Among the lines listed below, count those that include the string "heading", and state only the count.
***** Task material *****
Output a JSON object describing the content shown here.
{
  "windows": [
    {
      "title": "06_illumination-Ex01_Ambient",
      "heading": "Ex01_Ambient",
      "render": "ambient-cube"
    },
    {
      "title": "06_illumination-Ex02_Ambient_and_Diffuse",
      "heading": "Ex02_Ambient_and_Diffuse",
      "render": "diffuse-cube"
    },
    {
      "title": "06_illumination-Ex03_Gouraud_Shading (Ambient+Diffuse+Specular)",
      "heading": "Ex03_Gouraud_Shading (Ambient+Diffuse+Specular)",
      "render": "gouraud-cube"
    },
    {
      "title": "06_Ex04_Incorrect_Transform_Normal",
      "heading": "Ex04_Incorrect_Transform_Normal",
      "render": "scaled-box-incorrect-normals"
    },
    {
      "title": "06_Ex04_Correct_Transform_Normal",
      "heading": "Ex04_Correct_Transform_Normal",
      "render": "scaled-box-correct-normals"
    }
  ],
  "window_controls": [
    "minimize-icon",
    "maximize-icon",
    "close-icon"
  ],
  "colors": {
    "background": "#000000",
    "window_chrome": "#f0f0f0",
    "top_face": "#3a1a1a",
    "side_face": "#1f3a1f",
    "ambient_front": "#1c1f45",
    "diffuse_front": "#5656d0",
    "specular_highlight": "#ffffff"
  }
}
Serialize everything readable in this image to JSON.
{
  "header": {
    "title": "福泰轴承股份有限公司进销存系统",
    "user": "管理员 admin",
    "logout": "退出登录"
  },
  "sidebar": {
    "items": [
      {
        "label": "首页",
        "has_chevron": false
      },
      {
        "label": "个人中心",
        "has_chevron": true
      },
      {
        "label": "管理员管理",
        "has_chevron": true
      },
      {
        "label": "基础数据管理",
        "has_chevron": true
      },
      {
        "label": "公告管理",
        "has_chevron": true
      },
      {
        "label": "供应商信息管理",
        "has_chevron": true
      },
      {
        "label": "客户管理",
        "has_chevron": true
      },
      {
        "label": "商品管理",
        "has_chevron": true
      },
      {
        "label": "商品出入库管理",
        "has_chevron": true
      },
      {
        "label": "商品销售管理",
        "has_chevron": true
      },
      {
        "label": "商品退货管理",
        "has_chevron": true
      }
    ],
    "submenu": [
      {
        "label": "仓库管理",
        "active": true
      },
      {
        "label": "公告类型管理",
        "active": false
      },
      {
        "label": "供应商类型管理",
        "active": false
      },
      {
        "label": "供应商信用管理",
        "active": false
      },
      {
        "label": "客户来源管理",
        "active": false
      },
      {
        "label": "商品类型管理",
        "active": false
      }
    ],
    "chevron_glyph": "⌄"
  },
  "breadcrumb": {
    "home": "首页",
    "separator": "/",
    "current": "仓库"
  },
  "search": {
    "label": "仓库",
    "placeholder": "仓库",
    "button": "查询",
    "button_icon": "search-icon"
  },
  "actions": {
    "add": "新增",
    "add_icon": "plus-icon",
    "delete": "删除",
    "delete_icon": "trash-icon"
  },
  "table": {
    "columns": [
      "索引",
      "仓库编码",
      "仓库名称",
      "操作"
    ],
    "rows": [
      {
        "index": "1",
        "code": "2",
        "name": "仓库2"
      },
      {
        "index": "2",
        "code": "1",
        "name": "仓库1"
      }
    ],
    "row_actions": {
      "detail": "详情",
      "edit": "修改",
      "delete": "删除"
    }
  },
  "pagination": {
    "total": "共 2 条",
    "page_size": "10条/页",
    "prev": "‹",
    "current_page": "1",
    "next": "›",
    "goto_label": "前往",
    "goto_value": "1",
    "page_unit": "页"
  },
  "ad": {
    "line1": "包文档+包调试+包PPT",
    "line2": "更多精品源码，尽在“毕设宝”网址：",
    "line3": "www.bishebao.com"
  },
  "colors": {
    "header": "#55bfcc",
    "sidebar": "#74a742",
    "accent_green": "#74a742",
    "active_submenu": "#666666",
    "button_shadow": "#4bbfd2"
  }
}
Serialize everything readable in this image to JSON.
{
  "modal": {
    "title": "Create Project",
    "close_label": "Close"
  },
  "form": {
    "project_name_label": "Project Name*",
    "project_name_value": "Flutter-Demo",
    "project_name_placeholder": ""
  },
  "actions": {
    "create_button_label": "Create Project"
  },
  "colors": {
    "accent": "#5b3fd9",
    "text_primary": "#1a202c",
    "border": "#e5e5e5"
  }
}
*****
-- Response to the exercise --
5